• [THE RECORDS]:
____________

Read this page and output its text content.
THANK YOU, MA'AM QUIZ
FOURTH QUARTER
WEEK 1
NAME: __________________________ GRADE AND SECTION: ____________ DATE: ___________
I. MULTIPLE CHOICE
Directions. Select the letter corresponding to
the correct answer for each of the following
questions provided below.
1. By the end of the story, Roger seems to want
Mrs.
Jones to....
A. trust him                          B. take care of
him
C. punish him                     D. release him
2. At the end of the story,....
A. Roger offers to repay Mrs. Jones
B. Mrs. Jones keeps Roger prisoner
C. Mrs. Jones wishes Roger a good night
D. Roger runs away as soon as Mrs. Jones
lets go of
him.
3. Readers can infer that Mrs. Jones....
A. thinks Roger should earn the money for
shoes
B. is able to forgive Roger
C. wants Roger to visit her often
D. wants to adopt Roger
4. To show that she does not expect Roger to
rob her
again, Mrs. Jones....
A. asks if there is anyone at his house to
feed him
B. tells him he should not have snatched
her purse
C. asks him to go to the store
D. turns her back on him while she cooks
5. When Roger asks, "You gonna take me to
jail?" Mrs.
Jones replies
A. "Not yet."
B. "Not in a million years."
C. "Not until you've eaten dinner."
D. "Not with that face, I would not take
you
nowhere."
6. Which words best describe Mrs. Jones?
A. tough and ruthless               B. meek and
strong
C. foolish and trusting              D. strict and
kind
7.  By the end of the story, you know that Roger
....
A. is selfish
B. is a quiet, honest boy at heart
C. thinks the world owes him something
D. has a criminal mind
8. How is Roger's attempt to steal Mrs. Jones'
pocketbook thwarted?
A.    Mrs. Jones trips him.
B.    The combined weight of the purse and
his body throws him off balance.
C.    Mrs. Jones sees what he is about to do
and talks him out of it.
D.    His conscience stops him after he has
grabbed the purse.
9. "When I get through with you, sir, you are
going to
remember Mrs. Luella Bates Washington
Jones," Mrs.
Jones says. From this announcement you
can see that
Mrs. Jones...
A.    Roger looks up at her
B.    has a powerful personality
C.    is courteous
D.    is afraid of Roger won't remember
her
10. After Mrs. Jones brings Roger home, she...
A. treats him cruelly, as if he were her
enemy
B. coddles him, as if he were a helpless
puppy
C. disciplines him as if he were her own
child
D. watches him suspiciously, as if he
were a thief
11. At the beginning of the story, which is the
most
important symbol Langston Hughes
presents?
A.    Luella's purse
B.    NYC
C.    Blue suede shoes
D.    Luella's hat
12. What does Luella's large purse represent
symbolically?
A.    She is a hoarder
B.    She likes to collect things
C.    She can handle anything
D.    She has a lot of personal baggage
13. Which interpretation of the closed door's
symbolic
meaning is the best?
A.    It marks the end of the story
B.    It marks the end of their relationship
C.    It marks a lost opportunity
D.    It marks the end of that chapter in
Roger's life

____________

• [WHAT IS REQUIRED]: Return every entry verbatim.

• [SOLUTION]:
Read this page and output its text content.
THANK YOU, MA'AM QUIZ
FOURTH QUARTER
WEEK 1
NAME: __________________________ GRADE AND SECTION: ____________ DATE: ___________
I. MULTIPLE CHOICE
Directions. Select the letter corresponding to
the correct answer for each of the following
questions provided below.
1. By the end of the story, Roger seems to want
Mrs.
Jones to....
A. trust him                          B. take care of
him
C. punish him                     D. release him
2. At the end of the story,....
A. Roger offers to repay Mrs. Jones
B. Mrs. Jones keeps Roger prisoner
C. Mrs. Jones wishes Roger a good night
D. Roger runs away as soon as Mrs. Jones
lets go of
him.
3. Readers can infer that Mrs. Jones....
A. thinks Roger should earn the money for
shoes
B. is able to forgive Roger
C. wants Roger to visit her often
D. wants to adopt Roger
4. To show that she does not expect Roger to
rob her
again, Mrs. Jones....
A. asks if there is anyone at his house to
feed him
B. tells him he should not have snatched
her purse
C. asks him to go to the store
D. turns her back on him while she cooks
5. When Roger asks, "You gonna take me to
jail?" Mrs.
Jones replies
A. "Not yet."
B. "Not in a million years."
C. "Not until you've eaten dinner."
D. "Not with that face, I would not take
you
nowhere."
6. Which words best describe Mrs. Jones?
A. tough and ruthless               B. meek and
strong
C. foolish and trusting              D. strict and
kind
7.  By the end of the story, you know that Roger
....
A. is selfish
B. is a quiet, honest boy at heart
C. thinks the world owes him something
D. has a criminal mind
8. How is Roger's attempt to steal Mrs. Jones'
pocketbook thwarted?
A.    Mrs. Jones trips him.
B.    The combined weight of the purse and
his body throws him off balance.
C.    Mrs. Jones sees what he is about to do
and talks him out of it.
D.    His conscience stops him after he has
grabbed the purse.
9. "When I get through with you, sir, you are
going to
remember Mrs. Luella Bates Washington
Jones," Mrs.
Jones says. From this announcement you
can see that
Mrs. Jones...
A.    Roger looks up at her
B.    has a powerful personality
C.    is courteous
D.    is afraid of Roger won't remember
her
10. After Mrs. Jones brings Roger home, she...
A. treats him cruelly, as if he were her
enemy
B. coddles him, as if he were a helpless
puppy
C. disciplines him as if he were her own
child
D. watches him suspiciously, as if he
were a thief
11. At the beginning of the story, which is the
most
important symbol Langston Hughes
presents?
A.    Luella's purse
B.    NYC
C.    Blue suede shoes
D.    Luella's hat
12. What does Luella's large purse represent
symbolically?
A.    She is a hoarder
B.    She likes to collect things
C.    She can handle anything
D.    She has a lot of personal baggage
13. Which interpretation of the closed door's
symbolic
meaning is the best?
A.    It marks the end of the story
B.    It marks the end of their relationship
C.    It marks a lost opportunity
D.    It marks the end of that chapter in
Roger's life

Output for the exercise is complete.